[Figure record listings]
* * * * * * * * *

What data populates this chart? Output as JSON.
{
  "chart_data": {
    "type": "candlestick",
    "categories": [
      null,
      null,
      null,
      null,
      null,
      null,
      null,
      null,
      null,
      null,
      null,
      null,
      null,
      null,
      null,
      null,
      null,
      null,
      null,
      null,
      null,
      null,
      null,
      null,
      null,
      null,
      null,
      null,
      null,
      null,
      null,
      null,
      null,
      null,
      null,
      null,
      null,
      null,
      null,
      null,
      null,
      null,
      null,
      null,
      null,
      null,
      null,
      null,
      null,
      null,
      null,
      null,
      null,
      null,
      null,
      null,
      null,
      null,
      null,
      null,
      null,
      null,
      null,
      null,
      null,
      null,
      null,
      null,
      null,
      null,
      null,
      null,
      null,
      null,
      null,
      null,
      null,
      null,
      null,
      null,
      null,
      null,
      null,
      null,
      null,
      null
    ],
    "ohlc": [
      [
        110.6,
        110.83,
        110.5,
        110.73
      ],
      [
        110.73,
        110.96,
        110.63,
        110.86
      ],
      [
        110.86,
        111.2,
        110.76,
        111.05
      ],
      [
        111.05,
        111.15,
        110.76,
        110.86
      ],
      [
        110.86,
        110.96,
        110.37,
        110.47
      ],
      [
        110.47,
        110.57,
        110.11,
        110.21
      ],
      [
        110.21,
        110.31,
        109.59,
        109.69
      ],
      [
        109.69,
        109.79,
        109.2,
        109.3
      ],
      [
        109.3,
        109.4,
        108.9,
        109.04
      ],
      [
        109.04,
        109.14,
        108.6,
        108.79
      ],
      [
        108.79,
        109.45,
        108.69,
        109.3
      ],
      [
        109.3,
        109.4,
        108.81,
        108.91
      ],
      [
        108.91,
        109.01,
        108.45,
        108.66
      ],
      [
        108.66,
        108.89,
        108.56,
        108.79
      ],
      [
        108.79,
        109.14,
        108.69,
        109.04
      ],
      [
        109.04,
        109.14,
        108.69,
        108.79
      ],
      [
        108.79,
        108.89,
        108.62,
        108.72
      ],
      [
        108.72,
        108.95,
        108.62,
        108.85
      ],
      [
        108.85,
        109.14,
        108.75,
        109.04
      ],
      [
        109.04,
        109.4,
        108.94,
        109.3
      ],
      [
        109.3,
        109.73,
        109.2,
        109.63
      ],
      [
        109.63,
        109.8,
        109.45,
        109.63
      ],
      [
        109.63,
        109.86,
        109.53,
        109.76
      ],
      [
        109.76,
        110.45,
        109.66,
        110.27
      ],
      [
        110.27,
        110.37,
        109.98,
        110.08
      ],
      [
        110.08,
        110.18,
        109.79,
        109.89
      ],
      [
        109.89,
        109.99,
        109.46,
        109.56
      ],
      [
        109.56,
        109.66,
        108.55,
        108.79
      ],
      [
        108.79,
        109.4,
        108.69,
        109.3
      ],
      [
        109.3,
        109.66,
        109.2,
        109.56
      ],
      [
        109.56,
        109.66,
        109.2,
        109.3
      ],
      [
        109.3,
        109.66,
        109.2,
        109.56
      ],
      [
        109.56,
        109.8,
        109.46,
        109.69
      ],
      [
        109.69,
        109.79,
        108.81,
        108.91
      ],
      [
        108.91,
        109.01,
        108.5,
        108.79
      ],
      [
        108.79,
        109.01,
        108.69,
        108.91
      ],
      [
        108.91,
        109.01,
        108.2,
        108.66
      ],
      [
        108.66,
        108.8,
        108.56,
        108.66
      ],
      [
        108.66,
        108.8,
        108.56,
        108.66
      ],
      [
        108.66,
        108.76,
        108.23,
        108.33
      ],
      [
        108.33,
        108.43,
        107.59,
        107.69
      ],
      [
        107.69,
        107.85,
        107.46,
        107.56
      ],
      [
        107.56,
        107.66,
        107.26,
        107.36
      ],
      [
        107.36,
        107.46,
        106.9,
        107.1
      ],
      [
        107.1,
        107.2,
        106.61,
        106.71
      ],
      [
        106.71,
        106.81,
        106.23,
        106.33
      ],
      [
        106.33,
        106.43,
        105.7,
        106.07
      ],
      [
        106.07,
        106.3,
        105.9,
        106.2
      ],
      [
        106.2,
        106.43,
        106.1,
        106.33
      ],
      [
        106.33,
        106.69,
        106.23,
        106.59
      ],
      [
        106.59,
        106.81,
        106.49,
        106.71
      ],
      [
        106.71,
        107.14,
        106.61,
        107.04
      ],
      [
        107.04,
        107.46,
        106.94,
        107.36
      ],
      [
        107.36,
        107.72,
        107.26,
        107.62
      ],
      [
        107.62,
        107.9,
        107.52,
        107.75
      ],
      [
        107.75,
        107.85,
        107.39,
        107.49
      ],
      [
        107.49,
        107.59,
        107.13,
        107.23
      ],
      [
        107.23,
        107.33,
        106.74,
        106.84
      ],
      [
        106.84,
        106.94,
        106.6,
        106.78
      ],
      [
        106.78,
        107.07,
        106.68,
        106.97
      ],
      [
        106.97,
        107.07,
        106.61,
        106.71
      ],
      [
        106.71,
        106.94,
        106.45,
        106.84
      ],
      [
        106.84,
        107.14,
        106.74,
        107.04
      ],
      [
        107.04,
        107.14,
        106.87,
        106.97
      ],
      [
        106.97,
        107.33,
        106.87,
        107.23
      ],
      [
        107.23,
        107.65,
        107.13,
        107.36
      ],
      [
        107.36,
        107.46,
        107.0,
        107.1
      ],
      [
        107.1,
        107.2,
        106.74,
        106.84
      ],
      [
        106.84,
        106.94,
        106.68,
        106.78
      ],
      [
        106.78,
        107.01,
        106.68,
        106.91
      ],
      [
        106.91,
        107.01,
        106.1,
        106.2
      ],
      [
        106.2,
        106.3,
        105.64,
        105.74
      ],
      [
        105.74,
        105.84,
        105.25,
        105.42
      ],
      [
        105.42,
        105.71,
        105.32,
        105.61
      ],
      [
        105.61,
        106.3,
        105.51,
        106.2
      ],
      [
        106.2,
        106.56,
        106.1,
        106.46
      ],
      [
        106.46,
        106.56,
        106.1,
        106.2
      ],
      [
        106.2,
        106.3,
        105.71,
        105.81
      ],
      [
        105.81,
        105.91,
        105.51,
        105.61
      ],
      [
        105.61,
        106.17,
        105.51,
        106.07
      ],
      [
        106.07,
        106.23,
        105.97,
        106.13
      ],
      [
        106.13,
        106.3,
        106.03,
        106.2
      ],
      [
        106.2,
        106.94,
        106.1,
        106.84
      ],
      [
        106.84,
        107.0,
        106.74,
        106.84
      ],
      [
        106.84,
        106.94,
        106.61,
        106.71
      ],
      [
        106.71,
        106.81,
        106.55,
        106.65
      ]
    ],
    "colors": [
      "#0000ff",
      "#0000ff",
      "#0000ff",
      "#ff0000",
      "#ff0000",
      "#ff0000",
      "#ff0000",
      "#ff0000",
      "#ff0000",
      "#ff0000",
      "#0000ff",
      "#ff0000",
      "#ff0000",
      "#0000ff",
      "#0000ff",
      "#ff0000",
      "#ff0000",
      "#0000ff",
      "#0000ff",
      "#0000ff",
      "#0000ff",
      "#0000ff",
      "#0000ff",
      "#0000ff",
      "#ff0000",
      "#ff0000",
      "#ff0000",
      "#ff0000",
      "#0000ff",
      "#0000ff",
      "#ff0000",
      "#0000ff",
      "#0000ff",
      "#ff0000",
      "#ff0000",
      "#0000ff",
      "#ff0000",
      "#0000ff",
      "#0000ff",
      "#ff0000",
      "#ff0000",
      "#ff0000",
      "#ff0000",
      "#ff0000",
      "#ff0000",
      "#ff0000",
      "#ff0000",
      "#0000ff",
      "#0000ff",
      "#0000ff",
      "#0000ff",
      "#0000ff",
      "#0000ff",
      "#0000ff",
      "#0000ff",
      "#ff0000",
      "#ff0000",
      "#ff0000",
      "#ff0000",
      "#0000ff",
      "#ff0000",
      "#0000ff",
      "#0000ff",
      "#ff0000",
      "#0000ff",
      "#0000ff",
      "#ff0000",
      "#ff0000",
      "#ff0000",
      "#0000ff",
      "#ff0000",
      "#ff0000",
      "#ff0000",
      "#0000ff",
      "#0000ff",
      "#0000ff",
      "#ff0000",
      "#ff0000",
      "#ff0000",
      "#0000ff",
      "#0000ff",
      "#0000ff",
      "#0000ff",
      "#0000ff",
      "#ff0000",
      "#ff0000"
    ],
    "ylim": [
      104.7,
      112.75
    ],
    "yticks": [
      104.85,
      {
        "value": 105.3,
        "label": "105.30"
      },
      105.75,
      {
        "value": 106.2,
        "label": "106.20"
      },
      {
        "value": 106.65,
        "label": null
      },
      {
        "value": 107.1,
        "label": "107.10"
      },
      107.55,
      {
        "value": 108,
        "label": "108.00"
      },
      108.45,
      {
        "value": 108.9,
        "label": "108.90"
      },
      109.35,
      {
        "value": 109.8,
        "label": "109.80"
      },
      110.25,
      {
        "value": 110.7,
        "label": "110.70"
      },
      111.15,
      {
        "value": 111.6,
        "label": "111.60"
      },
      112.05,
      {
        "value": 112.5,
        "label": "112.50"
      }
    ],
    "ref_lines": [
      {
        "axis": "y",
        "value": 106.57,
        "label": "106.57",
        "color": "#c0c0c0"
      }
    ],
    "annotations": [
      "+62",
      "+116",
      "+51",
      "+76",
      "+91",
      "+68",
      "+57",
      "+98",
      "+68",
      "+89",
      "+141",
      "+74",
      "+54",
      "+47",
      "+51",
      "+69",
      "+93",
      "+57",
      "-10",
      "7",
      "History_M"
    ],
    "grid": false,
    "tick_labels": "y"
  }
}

* * * * * * * * *

Written instruction: Identify which lines contain the word "value" and copy each one.

Exercise response:
        "value": 105.3,
        "value": 106.2,
        "value": 106.65,
        "value": 107.1,
        "value": 108,
        "value": 108.9,
        "value": 109.8,
        "value": 110.7,
        "value": 111.6,
        "value": 112.5,
        "value": 106.57,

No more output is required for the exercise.